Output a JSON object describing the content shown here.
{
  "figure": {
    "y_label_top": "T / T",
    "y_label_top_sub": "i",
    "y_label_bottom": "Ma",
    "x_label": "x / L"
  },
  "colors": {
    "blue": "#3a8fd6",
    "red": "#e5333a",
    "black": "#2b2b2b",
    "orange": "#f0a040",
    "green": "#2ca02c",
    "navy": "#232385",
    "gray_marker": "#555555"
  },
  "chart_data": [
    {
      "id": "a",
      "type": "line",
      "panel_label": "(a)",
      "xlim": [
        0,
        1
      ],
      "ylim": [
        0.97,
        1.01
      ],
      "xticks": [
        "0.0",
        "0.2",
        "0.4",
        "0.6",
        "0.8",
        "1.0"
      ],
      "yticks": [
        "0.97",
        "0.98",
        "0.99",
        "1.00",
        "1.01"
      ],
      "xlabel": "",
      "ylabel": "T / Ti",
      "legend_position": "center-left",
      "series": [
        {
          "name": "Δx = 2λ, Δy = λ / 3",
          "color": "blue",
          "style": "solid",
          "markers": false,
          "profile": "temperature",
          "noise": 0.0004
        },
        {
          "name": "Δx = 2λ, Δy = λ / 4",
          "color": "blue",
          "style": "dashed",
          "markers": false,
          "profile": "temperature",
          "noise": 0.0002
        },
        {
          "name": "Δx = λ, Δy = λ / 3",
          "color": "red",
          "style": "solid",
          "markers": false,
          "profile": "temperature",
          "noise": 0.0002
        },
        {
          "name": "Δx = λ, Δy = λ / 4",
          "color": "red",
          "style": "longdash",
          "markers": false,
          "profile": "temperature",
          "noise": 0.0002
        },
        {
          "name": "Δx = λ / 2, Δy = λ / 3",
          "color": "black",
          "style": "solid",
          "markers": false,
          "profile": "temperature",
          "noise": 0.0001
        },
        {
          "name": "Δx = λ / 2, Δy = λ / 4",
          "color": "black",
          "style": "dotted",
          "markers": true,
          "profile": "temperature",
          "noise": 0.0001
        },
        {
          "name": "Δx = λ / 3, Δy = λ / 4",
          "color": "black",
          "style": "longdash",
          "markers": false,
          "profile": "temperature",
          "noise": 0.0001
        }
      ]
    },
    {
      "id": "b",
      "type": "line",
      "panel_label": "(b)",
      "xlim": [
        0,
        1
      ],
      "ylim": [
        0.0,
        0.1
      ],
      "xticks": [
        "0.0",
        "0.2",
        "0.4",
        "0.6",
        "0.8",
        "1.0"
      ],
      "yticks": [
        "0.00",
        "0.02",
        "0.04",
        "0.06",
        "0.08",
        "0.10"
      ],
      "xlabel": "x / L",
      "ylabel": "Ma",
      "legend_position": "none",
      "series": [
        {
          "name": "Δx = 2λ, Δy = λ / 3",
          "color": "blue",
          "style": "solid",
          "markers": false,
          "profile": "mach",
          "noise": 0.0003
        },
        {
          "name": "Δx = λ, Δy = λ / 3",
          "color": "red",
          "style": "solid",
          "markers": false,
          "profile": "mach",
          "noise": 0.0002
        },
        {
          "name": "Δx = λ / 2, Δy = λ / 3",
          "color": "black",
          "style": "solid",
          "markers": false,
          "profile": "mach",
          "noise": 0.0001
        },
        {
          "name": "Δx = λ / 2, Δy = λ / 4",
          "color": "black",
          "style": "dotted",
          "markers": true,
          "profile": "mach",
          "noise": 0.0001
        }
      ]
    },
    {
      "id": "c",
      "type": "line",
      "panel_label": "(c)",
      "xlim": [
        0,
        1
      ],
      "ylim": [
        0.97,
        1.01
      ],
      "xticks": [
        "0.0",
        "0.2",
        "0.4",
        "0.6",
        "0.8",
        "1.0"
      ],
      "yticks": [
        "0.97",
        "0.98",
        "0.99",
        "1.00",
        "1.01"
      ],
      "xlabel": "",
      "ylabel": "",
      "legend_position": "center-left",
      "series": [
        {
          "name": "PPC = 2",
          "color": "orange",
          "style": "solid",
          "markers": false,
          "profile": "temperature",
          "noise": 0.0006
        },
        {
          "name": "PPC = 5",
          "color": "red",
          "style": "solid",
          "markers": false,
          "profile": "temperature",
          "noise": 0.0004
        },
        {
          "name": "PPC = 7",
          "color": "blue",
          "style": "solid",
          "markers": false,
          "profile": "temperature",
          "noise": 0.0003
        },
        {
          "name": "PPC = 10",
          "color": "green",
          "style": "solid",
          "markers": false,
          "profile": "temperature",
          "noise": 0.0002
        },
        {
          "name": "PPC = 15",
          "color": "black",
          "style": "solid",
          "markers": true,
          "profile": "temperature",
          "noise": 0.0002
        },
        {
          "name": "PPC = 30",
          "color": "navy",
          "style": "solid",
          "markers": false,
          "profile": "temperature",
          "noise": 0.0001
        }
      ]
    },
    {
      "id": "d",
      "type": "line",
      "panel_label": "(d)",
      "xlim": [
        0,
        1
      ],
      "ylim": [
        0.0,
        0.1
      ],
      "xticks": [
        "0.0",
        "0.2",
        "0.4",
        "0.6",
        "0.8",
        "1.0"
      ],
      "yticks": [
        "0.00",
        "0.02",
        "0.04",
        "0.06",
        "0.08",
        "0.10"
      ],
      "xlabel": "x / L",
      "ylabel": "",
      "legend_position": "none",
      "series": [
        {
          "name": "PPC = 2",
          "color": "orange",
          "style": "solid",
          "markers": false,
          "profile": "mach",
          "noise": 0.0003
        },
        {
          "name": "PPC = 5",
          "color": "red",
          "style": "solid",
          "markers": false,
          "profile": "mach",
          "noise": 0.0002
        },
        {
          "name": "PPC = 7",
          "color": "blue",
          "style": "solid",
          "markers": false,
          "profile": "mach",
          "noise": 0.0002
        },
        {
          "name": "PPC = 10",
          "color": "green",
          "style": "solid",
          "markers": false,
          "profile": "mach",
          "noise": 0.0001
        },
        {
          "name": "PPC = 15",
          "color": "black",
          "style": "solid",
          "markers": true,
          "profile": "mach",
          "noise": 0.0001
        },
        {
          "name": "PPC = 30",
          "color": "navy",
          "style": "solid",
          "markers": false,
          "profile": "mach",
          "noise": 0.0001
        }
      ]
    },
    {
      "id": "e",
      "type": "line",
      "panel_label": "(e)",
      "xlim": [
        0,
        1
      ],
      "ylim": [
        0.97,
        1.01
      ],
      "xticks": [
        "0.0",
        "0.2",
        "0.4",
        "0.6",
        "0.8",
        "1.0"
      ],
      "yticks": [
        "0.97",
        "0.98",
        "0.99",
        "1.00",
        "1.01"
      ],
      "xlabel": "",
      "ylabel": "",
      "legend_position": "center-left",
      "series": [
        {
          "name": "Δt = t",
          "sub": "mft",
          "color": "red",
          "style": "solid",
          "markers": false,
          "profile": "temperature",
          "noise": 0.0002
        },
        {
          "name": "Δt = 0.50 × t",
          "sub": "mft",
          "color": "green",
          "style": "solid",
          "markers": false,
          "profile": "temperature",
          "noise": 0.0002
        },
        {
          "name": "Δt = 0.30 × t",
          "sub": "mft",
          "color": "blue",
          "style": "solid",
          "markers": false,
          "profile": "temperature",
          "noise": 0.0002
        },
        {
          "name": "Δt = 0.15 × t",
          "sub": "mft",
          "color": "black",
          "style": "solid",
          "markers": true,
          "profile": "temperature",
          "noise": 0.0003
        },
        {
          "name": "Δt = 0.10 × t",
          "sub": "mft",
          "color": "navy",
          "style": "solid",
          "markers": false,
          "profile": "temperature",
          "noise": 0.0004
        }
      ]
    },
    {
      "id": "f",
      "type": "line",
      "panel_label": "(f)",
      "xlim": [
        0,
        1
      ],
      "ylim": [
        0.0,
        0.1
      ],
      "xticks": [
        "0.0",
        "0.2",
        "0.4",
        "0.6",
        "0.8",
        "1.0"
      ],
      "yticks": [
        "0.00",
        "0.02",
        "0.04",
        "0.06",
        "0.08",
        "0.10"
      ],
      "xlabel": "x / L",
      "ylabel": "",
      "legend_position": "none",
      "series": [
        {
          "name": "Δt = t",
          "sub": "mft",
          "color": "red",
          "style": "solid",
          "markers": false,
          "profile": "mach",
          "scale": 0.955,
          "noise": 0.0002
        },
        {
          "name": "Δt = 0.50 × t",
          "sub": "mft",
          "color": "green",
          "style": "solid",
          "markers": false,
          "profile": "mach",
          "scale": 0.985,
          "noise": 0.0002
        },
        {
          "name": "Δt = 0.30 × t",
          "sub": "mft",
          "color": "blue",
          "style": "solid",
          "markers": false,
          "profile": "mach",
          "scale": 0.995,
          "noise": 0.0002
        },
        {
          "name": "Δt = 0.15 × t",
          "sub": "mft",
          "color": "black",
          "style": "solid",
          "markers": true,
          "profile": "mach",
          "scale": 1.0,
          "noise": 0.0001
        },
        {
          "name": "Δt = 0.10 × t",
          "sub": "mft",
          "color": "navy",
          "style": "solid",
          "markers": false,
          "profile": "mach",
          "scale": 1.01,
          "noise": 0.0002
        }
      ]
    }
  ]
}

☆ ☆ ☆ ☆ ☆

> _The problem_: Take every line that includes the string "scale" and copy it.

> _Final answer_:
          "scale": 0.955,
          "scale": 0.985,
          "scale": 0.995,
          "scale": 1.0,
          "scale": 1.01,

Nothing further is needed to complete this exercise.